- _SHORT TASK_
List each line of the data in which the string "people" appears.

- _DATA SECTION_

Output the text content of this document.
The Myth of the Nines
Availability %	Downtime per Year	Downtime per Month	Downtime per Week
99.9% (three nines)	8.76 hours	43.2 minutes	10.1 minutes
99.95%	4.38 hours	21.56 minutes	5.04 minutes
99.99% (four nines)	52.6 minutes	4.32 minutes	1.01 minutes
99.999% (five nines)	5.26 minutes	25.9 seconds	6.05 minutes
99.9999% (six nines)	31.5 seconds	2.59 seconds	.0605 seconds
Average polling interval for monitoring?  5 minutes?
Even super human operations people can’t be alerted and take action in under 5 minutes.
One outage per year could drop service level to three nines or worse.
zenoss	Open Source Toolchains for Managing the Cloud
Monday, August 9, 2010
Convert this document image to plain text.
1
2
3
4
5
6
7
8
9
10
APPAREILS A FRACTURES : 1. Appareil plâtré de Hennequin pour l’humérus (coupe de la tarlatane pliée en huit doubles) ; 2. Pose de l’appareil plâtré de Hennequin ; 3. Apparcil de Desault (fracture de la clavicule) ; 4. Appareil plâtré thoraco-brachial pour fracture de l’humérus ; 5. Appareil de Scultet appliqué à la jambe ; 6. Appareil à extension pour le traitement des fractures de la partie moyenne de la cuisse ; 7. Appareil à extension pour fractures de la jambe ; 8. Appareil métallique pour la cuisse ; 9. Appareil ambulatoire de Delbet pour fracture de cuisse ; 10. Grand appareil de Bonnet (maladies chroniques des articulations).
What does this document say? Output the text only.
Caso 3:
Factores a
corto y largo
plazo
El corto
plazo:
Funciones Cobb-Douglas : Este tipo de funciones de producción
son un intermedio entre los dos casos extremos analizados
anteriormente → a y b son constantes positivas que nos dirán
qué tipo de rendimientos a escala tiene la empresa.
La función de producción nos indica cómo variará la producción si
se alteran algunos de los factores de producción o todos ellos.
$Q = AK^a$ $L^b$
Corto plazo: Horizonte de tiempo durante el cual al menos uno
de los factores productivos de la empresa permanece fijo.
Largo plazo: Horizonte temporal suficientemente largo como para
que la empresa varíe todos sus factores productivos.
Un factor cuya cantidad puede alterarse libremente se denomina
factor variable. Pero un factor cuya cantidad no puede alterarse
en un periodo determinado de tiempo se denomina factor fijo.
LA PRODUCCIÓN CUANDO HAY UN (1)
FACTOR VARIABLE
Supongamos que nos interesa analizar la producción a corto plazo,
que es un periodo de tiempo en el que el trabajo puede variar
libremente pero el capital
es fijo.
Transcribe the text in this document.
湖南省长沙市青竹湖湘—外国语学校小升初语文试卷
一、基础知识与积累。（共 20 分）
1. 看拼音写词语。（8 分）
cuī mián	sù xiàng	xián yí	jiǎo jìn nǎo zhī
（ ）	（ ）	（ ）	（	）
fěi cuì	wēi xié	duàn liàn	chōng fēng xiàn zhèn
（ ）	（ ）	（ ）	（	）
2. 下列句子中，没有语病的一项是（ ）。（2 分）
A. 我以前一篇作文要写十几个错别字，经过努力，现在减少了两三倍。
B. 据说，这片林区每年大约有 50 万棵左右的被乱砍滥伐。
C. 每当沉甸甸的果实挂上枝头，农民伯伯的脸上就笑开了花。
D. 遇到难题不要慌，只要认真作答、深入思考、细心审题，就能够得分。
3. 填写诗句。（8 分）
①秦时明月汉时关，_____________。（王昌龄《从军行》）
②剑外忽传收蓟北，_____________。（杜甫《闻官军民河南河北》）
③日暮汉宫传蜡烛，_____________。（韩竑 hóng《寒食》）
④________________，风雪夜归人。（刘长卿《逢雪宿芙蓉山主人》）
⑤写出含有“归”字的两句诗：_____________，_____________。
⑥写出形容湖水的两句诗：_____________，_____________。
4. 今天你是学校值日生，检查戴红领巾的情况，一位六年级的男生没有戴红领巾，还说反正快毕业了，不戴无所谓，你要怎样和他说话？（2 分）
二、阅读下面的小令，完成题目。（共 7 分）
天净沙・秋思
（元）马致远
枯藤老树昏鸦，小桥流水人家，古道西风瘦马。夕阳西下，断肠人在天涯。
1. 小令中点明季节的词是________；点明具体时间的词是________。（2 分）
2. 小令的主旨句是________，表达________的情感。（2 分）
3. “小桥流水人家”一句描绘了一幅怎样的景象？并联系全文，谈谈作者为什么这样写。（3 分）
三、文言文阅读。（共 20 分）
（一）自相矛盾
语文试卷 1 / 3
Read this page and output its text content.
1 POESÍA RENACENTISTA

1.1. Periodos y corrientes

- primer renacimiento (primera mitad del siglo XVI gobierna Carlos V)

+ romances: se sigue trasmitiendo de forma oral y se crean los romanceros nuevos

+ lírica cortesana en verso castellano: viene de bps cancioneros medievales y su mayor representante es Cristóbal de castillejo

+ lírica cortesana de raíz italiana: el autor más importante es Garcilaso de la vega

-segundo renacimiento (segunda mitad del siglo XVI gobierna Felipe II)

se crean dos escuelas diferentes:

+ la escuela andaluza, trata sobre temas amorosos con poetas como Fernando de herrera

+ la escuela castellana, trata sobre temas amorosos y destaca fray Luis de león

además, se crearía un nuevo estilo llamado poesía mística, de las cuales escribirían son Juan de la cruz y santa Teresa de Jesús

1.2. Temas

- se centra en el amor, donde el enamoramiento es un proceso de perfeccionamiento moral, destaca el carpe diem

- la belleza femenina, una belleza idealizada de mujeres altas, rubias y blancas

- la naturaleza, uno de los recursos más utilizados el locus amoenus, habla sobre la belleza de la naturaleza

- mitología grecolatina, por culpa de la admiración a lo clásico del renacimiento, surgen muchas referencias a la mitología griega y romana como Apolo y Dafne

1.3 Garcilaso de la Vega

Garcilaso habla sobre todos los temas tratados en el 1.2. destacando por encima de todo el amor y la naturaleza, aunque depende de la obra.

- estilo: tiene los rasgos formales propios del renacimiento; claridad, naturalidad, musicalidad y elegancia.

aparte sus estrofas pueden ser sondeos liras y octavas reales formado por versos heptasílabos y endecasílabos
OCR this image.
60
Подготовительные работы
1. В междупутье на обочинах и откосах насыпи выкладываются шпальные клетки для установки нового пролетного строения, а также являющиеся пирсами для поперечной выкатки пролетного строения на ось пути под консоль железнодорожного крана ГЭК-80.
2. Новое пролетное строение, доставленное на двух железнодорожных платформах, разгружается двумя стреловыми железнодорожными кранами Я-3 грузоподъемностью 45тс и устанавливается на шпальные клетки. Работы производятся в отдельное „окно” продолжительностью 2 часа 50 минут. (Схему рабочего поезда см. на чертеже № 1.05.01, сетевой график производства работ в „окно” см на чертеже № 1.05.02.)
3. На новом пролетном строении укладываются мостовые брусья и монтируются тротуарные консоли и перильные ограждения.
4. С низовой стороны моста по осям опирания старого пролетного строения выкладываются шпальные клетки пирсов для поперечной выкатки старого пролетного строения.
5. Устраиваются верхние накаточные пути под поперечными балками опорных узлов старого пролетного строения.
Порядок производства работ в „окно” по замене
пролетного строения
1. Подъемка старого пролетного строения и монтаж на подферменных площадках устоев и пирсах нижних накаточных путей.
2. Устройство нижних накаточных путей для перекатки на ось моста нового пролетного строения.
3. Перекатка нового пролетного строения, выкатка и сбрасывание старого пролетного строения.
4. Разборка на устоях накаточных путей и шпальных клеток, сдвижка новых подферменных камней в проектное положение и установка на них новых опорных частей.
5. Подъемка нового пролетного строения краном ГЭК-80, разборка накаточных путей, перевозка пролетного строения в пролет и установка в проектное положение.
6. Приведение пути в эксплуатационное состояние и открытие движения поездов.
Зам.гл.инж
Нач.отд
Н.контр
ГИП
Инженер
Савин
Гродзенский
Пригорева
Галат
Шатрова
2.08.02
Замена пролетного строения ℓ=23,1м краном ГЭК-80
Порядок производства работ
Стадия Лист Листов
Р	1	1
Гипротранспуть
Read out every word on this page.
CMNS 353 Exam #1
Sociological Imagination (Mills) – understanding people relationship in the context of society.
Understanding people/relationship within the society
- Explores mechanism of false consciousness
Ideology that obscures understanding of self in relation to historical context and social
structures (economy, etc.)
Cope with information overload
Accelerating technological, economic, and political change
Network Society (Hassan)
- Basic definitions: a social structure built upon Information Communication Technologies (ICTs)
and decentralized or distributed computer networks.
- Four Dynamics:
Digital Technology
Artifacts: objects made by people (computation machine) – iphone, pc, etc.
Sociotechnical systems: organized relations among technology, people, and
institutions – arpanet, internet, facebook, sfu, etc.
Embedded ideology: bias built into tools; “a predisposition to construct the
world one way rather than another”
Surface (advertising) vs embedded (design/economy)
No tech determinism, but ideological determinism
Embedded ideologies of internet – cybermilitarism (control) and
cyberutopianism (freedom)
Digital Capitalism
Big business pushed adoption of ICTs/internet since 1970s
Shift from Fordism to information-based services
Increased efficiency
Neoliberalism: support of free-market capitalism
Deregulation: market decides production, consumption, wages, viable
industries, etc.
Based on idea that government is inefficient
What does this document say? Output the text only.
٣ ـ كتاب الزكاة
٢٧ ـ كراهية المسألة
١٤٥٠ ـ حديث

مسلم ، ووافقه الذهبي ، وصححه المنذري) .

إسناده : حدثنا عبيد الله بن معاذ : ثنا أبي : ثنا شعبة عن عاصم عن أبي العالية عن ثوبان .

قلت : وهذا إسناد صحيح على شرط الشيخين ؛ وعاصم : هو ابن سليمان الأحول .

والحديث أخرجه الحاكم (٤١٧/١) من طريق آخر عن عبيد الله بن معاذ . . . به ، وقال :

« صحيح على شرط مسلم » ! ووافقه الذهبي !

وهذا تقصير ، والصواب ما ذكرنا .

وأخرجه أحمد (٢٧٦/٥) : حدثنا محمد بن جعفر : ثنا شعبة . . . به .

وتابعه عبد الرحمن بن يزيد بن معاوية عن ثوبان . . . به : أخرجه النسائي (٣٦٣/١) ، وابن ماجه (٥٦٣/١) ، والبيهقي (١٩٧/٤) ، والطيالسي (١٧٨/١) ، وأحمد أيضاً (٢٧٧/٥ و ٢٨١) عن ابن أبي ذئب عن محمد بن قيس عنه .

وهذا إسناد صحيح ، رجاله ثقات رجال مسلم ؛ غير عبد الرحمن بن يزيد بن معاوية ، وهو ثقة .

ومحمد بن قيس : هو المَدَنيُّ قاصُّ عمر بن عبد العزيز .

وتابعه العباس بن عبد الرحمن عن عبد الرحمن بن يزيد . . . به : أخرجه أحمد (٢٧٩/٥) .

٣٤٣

- _SOLUTION TO THE PROBLEM_
Even super human operations people can’t be alerted and take action in under 5 minutes.
Sociological Imagination (Mills) – understanding people relationship in the context of society.
Understanding people/relationship within the society
Artifacts: objects made by people (computation machine) – iphone, pc, etc.
Sociotechnical systems: organized relations among technology, people, and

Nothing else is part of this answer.